EXERCISE PROMPT –
Of all the lines in the material below, how many include the string "flowers"? Give the number only.

(Dataset rows about figures)
[start]

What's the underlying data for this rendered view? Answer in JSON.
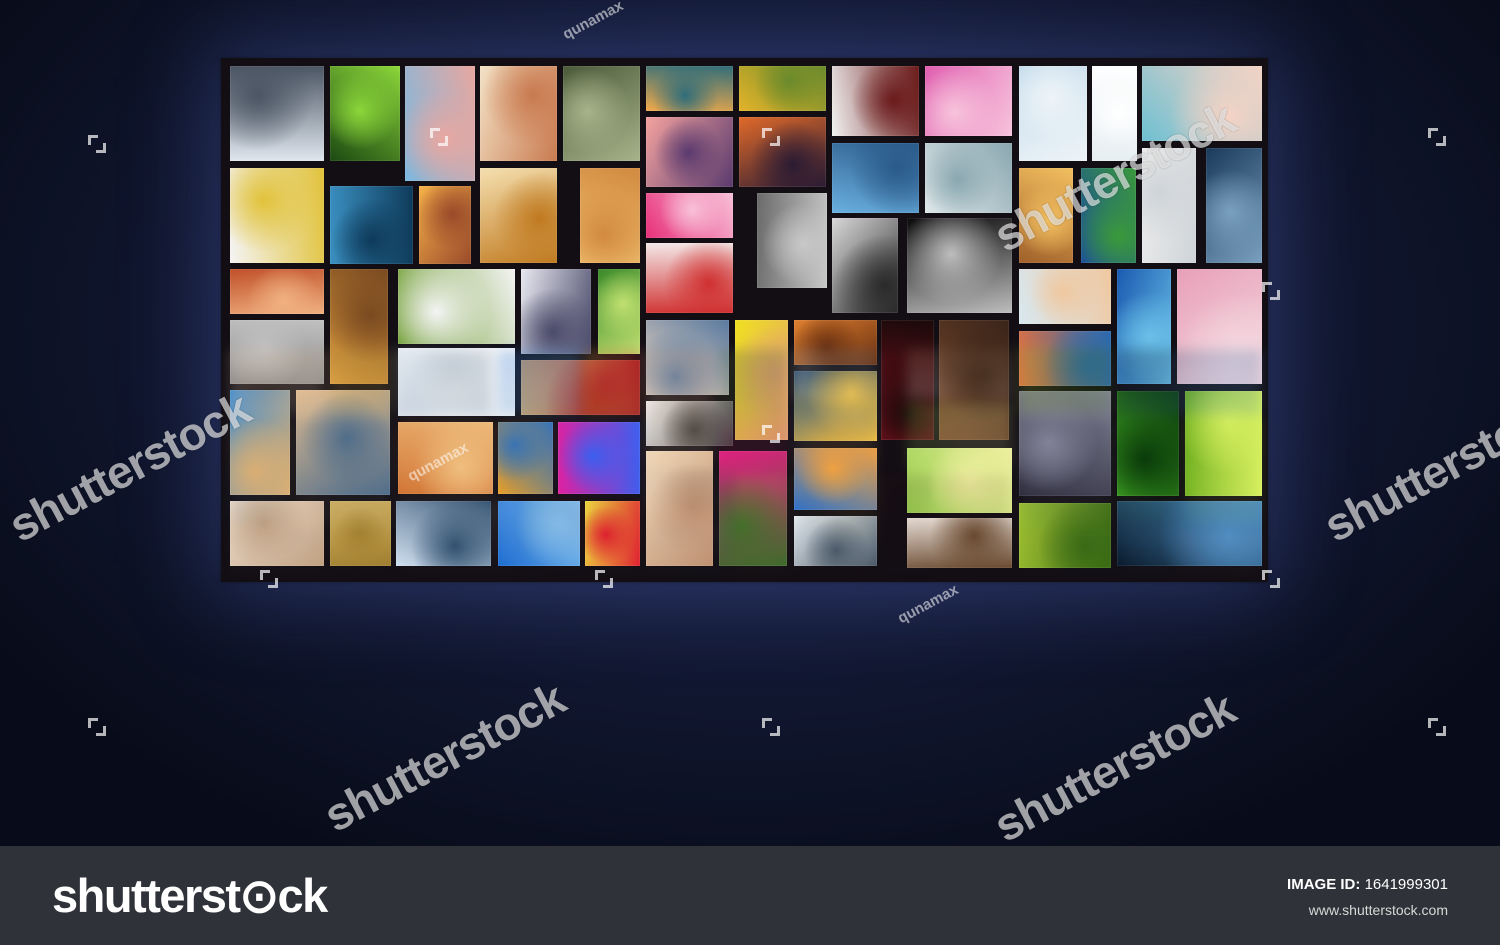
{
  "scene": {
    "background_color": "#10162e",
    "wall_frame_color": "#120e14"
  },
  "watermark": {
    "brand_text": "shutterstock",
    "contributor": "qunamax"
  },
  "footer": {
    "logo_text": "shutterst⊙ck",
    "image_id_label": "IMAGE ID:",
    "image_id_value": "1641999301",
    "site_url": "www.shutterstock.com",
    "background_color": "#2f3238"
  },
  "tiles": [
    {
      "subject": "woman in hat on snowy beach",
      "colors": [
        "#dfe6ee",
        "#4b5563"
      ]
    },
    {
      "subject": "green leaf macro",
      "colors": [
        "#1c4a12",
        "#8cd63a"
      ]
    },
    {
      "subject": "blue pink gradient sky",
      "colors": [
        "#7ab8e0",
        "#e9a7a0"
      ]
    },
    {
      "subject": "group of friends outdoors",
      "colors": [
        "#f3e2c6",
        "#c97a4f"
      ]
    },
    {
      "subject": "forest path",
      "colors": [
        "#4b5a3a",
        "#a7b48a"
      ]
    },
    {
      "subject": "mountain lake sunrise",
      "colors": [
        "#f0a94a",
        "#2f6d7a"
      ]
    },
    {
      "subject": "yellow flowers field",
      "colors": [
        "#e3b32a",
        "#6a8a2b"
      ]
    },
    {
      "subject": "glass of wine on white",
      "colors": [
        "#f2f2f2",
        "#6a1a1a"
      ]
    },
    {
      "subject": "pink cup of tea",
      "colors": [
        "#e05fb0",
        "#f7c3dc"
      ]
    },
    {
      "subject": "winter seascape",
      "colors": [
        "#c5dcec",
        "#eef4f8"
      ]
    },
    {
      "subject": "white mist",
      "colors": [
        "#e6eef2",
        "#ffffff"
      ]
    },
    {
      "subject": "two girls smiling",
      "colors": [
        "#6ec0d2",
        "#f5d3c5"
      ]
    },
    {
      "subject": "spoon with food",
      "colors": [
        "#f4f4f4",
        "#e1c23a"
      ]
    },
    {
      "subject": "sunset over sea pink",
      "colors": [
        "#f4a39f",
        "#5a3a6e"
      ]
    },
    {
      "subject": "sunset horizon",
      "colors": [
        "#e06a2a",
        "#2b1b33"
      ]
    },
    {
      "subject": "frozen lake person",
      "colors": [
        "#6ab0e0",
        "#2a5a8a"
      ]
    },
    {
      "subject": "blonde woman portrait",
      "colors": [
        "#dfe8ea",
        "#8aa7b0"
      ]
    },
    {
      "subject": "teal water texture",
      "colors": [
        "#3a8fc0",
        "#0e3a5a"
      ]
    },
    {
      "subject": "orange dusk",
      "colors": [
        "#f6b24a",
        "#9a4a2a"
      ]
    },
    {
      "subject": "glass of tea",
      "colors": [
        "#f5e0b0",
        "#c07a20"
      ]
    },
    {
      "subject": "ginger cat",
      "colors": [
        "#f0c070",
        "#d28a40"
      ]
    },
    {
      "subject": "pink glitter",
      "colors": [
        "#e8307a",
        "#f8c0d8"
      ]
    },
    {
      "subject": "gray horse grazing",
      "colors": [
        "#6a6a6a",
        "#c8c8c8"
      ]
    },
    {
      "subject": "zebra legs",
      "colors": [
        "#d8d8d8",
        "#2a2a2a"
      ]
    },
    {
      "subject": "full moon night",
      "colors": [
        "#0a0a0a",
        "#bdbdbd"
      ]
    },
    {
      "subject": "golden bokeh",
      "colors": [
        "#a0602a",
        "#f4c060"
      ]
    },
    {
      "subject": "blue sea green island",
      "colors": [
        "#1a4aa0",
        "#3a9a3a"
      ]
    },
    {
      "subject": "white room wall",
      "colors": [
        "#ededed",
        "#cfd4d8"
      ]
    },
    {
      "subject": "rain on window",
      "colors": [
        "#1a3a5a",
        "#7aa0c0"
      ]
    },
    {
      "subject": "crab dinner",
      "colors": [
        "#c0502a",
        "#f0b080"
      ]
    },
    {
      "subject": "toy truck autumn",
      "colors": [
        "#e0a040",
        "#7a4a20"
      ]
    },
    {
      "subject": "white rabbit grass",
      "colors": [
        "#6a9a2a",
        "#f4f4f4"
      ]
    },
    {
      "subject": "hand writing notes",
      "colors": [
        "#e8e8f0",
        "#4a4a6a"
      ]
    },
    {
      "subject": "green bokeh sprout",
      "colors": [
        "#3a8a2a",
        "#c0e070"
      ]
    },
    {
      "subject": "table with glasses",
      "colors": [
        "#f4e8e8",
        "#d03030"
      ]
    },
    {
      "subject": "friends at bar",
      "colors": [
        "#f0d8c0",
        "#5a7aa0"
      ]
    },
    {
      "subject": "friends on beach",
      "colors": [
        "#d8e8f0",
        "#f0c8a0"
      ]
    },
    {
      "subject": "blue ocean vertical",
      "colors": [
        "#1a5ab0",
        "#6ac0e8"
      ]
    },
    {
      "subject": "pink roses in vase",
      "colors": [
        "#e8a0b8",
        "#f4d8e0"
      ]
    },
    {
      "subject": "stone road",
      "colors": [
        "#8a8a8a",
        "#c0c0c0"
      ]
    },
    {
      "subject": "white minimal",
      "colors": [
        "#dfe6ee",
        "#f8f8f8"
      ]
    },
    {
      "subject": "red plane on sand",
      "colors": [
        "#c0a070",
        "#a02020"
      ]
    },
    {
      "subject": "yellow hand",
      "colors": [
        "#f0e020",
        "#e0a070"
      ]
    },
    {
      "subject": "firewood macro",
      "colors": [
        "#e08030",
        "#6a3010"
      ]
    },
    {
      "subject": "red wine bottle",
      "colors": [
        "#8a1020",
        "#1a0a0a"
      ]
    },
    {
      "subject": "brown texture",
      "colors": [
        "#7a4a30",
        "#3a2418"
      ]
    },
    {
      "subject": "coral reef",
      "colors": [
        "#e07040",
        "#2a6ab0"
      ]
    },
    {
      "subject": "house at sunset",
      "colors": [
        "#3a8ad0",
        "#e0b070"
      ]
    },
    {
      "subject": "girl in car window",
      "colors": [
        "#e8c090",
        "#4a6a8a"
      ]
    },
    {
      "subject": "grilled food",
      "colors": [
        "#d07030",
        "#f0c080"
      ]
    },
    {
      "subject": "autumn tree sunburst",
      "colors": [
        "#f0a020",
        "#2a70c0"
      ]
    },
    {
      "subject": "disco lights",
      "colors": [
        "#e020a0",
        "#3a60f0"
      ]
    },
    {
      "subject": "blonde woman white",
      "colors": [
        "#f0f0f0",
        "#3a3a3a"
      ]
    },
    {
      "subject": "lantern market",
      "colors": [
        "#2a4a6a",
        "#f0c040"
      ]
    },
    {
      "subject": "industrial machine",
      "colors": [
        "#2a2a3a",
        "#8a8aa0"
      ]
    },
    {
      "subject": "green leaf curve",
      "colors": [
        "#3a9a20",
        "#0a3a0a"
      ]
    },
    {
      "subject": "ladybug on leaf",
      "colors": [
        "#70b020",
        "#d8f060"
      ]
    },
    {
      "subject": "woman sitting yoga",
      "colors": [
        "#f0d8b8",
        "#c09070"
      ]
    },
    {
      "subject": "pink flowers",
      "colors": [
        "#e02080",
        "#3a6a2a"
      ]
    },
    {
      "subject": "glass ball sky",
      "colors": [
        "#2a70d0",
        "#f0a040"
      ]
    },
    {
      "subject": "palm leaves from below",
      "colors": [
        "#9ad050",
        "#f0f0a0"
      ]
    },
    {
      "subject": "green moss",
      "colors": [
        "#9ac030",
        "#3a6a10"
      ]
    },
    {
      "subject": "kitten",
      "colors": [
        "#f0e0d0",
        "#c0a080"
      ]
    },
    {
      "subject": "wheat field",
      "colors": [
        "#d0b060",
        "#a08030"
      ]
    },
    {
      "subject": "woman at sea",
      "colors": [
        "#d0e0f0",
        "#2a4a6a"
      ]
    },
    {
      "subject": "airplane in blue sky",
      "colors": [
        "#1a6ad0",
        "#80c0f0"
      ]
    },
    {
      "subject": "red flowers yellow",
      "colors": [
        "#f0e040",
        "#e02030"
      ]
    },
    {
      "subject": "snowy forest road",
      "colors": [
        "#e8eef4",
        "#4a5a6a"
      ]
    },
    {
      "subject": "goat portrait",
      "colors": [
        "#f0e8e0",
        "#6a4a30"
      ]
    },
    {
      "subject": "city night lights",
      "colors": [
        "#0a1a2a",
        "#4a8ac0"
      ]
    }
  ]
}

[end]

TASK RESULT –
3